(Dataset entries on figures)
=-=-=

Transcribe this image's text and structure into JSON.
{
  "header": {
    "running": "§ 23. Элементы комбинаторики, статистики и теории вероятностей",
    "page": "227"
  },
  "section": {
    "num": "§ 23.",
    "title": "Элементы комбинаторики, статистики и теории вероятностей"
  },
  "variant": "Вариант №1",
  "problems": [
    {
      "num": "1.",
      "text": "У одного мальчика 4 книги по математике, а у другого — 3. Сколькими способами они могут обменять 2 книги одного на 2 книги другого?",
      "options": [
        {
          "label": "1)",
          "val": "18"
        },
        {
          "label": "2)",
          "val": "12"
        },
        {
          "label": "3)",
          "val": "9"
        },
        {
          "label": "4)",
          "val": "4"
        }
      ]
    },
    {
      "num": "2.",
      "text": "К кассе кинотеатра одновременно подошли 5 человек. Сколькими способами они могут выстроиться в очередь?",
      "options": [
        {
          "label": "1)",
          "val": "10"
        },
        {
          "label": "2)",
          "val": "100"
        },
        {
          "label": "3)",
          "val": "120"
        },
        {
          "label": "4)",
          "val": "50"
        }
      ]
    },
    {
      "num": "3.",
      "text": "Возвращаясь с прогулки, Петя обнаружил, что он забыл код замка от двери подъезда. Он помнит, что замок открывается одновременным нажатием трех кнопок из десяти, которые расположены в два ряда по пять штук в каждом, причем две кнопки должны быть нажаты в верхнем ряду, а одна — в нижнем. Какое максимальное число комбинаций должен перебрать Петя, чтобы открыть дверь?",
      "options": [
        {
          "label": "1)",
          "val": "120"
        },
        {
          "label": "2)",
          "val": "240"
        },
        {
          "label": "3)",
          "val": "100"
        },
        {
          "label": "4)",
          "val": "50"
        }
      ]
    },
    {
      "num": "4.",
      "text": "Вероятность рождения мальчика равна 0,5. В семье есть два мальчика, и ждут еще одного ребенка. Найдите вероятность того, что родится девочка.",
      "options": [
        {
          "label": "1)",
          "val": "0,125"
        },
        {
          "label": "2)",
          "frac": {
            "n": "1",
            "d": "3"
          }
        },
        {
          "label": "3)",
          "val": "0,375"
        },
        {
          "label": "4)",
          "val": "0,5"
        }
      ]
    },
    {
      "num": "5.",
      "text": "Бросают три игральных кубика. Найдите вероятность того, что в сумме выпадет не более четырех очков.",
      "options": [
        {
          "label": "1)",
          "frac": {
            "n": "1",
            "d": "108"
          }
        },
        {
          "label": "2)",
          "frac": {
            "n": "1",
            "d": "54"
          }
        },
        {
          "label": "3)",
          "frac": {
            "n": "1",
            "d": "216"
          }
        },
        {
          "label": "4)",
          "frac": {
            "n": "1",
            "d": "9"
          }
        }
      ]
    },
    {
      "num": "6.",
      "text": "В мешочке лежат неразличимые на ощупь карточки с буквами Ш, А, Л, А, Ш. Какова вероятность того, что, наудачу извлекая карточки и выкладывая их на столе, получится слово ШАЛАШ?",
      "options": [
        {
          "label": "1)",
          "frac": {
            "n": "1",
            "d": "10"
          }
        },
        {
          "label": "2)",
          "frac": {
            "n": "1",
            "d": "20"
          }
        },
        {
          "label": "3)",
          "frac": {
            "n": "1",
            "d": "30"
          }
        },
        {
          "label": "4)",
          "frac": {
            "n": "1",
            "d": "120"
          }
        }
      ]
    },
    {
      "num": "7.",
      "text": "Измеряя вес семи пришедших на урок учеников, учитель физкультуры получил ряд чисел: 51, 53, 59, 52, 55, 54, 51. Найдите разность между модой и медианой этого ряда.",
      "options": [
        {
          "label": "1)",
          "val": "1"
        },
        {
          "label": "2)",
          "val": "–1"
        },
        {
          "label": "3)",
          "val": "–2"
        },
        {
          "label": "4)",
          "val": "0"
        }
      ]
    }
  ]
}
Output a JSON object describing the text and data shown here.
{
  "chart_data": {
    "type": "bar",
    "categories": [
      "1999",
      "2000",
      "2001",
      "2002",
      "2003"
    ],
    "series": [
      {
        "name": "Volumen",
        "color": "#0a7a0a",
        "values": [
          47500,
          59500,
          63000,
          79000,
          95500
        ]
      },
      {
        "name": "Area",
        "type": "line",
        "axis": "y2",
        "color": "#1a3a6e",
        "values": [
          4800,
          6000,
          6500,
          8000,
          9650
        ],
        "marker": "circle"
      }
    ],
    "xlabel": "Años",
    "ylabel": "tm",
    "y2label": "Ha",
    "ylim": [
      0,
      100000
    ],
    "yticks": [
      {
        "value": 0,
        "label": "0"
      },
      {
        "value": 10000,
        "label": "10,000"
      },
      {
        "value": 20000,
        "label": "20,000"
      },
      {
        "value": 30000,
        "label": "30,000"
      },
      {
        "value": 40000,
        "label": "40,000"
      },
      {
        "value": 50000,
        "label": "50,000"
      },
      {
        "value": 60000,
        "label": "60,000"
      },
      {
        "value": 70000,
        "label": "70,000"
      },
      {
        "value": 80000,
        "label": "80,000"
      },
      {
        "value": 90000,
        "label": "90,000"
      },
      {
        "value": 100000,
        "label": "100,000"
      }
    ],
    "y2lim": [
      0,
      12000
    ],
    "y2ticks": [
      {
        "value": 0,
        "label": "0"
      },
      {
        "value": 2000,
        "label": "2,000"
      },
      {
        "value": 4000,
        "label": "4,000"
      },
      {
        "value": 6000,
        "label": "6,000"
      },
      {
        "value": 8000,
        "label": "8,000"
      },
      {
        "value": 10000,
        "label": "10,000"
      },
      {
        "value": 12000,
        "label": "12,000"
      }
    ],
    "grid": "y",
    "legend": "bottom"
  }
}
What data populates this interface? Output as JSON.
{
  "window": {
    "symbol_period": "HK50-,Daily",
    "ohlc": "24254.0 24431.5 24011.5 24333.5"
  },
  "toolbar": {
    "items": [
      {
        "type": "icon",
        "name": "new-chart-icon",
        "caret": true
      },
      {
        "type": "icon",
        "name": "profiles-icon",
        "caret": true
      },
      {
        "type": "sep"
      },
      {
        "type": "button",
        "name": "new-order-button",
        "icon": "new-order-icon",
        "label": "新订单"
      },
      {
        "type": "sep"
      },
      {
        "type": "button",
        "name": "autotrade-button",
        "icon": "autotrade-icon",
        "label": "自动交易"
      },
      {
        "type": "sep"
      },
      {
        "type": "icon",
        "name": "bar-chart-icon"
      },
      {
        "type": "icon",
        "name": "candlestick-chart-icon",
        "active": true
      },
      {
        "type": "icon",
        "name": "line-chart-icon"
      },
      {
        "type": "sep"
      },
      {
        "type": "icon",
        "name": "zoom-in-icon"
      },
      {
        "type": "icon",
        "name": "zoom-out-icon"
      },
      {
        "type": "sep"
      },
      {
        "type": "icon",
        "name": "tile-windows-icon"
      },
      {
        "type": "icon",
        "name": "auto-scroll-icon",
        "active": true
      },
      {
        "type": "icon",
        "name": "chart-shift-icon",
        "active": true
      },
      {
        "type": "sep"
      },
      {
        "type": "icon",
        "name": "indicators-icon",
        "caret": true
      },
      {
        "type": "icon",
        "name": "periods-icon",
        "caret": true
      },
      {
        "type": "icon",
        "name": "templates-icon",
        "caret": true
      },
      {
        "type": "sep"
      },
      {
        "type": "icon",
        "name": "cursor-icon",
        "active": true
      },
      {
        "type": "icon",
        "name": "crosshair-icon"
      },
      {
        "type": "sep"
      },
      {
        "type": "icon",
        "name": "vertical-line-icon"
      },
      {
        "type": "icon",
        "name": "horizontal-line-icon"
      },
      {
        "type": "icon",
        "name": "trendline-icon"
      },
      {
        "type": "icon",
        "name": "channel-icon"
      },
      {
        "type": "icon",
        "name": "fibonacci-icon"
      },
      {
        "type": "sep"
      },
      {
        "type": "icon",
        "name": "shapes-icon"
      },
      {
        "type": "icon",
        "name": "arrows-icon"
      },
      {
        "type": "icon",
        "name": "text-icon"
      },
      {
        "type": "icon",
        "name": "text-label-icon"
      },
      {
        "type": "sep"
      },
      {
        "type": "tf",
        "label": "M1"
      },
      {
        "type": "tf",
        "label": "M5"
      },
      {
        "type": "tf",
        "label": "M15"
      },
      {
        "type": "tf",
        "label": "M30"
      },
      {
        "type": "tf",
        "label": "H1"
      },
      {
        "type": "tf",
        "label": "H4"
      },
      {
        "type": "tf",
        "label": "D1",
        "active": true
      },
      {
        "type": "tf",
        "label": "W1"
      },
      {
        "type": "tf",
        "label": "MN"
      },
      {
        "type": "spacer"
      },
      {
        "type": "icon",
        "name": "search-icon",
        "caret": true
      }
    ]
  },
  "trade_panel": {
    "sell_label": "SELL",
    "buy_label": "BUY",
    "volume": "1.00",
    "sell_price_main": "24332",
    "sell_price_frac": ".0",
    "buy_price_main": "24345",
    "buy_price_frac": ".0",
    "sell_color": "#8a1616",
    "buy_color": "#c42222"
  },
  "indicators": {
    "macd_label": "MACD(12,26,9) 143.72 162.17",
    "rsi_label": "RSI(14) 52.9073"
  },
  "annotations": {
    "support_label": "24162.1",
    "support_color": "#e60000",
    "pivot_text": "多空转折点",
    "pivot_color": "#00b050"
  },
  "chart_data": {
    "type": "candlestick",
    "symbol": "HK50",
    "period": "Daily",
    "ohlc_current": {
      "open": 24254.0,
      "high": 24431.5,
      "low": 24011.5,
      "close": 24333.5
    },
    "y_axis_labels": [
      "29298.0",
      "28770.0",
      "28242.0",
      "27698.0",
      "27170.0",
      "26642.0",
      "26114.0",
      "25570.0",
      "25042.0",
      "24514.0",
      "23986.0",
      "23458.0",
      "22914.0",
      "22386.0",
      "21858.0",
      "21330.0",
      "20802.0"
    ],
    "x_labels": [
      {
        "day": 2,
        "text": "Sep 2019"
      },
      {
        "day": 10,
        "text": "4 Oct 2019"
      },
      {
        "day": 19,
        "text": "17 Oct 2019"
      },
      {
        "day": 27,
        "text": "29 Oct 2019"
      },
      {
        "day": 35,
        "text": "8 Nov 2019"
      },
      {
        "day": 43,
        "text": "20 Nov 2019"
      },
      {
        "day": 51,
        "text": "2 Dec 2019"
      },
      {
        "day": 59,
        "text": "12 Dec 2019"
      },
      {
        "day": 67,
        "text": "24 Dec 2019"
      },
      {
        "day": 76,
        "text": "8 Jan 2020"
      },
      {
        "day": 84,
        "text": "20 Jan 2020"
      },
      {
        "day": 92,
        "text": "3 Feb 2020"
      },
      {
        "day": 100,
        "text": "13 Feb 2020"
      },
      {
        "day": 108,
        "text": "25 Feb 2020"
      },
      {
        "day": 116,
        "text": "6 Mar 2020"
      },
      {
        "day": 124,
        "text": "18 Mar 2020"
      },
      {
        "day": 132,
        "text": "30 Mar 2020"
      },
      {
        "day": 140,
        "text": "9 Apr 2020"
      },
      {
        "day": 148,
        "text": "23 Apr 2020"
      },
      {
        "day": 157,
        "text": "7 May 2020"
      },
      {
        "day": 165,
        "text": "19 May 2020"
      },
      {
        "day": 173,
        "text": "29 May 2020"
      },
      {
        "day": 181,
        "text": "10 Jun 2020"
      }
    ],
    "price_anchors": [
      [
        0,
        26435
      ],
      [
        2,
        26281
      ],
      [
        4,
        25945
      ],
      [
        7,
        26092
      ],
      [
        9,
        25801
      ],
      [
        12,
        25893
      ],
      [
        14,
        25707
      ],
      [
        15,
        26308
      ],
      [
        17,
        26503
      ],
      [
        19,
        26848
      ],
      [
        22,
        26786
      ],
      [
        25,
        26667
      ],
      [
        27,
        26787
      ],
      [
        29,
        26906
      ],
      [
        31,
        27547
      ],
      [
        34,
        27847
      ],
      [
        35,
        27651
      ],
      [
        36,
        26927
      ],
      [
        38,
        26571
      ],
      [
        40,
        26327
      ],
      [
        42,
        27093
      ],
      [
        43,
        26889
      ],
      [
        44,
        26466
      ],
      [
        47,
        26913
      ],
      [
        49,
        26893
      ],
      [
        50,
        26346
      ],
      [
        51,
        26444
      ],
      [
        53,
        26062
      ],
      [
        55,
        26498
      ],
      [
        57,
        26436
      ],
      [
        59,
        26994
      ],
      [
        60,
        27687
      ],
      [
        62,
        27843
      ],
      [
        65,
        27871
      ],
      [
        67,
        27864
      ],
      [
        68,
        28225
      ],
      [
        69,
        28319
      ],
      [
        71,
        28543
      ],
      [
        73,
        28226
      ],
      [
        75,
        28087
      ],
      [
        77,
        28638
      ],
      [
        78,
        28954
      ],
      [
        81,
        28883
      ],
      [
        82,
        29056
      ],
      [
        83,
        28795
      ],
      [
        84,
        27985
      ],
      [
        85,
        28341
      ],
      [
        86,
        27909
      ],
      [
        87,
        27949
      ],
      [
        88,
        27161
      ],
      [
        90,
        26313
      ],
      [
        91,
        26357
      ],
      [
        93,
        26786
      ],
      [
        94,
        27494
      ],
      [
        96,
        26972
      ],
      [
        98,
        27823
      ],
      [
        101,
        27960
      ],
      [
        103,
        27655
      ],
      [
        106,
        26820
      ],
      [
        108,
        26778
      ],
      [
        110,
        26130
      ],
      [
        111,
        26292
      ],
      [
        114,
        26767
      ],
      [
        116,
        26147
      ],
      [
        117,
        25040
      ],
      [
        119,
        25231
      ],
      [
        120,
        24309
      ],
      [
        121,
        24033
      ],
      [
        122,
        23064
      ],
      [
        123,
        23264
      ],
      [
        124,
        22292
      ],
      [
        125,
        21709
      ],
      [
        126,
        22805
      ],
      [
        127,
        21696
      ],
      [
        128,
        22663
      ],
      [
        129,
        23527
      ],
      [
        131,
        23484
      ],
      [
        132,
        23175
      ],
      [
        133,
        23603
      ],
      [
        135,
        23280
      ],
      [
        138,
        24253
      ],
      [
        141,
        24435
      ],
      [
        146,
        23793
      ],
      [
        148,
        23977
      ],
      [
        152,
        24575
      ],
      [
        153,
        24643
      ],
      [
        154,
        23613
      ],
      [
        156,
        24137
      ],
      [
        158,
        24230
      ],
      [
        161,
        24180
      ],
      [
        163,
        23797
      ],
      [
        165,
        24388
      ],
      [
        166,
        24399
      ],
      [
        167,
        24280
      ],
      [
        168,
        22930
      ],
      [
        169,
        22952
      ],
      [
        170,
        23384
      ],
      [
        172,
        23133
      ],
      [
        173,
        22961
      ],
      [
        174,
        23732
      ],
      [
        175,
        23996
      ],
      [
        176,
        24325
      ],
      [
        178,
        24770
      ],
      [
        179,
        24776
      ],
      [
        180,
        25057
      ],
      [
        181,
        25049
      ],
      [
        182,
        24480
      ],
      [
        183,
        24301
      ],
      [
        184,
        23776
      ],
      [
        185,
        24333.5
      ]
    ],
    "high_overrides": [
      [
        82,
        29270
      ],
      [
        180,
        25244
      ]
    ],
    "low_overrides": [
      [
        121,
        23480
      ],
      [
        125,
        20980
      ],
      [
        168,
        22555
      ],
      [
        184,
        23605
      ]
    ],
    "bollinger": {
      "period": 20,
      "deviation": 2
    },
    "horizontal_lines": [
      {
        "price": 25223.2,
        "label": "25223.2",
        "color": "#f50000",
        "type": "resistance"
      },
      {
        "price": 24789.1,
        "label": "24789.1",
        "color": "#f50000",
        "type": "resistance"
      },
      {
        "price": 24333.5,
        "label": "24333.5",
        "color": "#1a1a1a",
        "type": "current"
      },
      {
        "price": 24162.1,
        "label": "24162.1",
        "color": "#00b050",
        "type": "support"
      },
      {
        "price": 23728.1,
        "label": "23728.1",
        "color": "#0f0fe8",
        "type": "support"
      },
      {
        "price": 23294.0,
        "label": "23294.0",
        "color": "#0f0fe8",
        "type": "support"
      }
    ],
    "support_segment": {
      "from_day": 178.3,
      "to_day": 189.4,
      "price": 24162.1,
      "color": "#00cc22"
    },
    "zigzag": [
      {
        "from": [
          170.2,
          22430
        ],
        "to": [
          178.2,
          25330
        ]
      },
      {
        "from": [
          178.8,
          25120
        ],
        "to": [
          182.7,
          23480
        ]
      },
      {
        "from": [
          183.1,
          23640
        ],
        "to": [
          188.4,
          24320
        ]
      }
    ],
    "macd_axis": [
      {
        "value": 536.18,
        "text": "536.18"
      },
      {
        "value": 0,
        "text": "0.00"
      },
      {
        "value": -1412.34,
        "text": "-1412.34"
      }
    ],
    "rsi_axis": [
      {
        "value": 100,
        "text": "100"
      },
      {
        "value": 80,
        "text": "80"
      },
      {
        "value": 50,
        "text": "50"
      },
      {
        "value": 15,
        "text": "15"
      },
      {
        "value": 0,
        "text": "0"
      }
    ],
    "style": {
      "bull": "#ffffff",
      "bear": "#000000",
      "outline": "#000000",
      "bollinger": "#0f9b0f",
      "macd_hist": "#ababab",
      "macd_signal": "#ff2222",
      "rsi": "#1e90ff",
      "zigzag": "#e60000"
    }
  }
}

=-=-=

▶ _Written instruction_: Work out how many lines above contain the word "Daily". Give only the number.

▶ _Complete response_: 2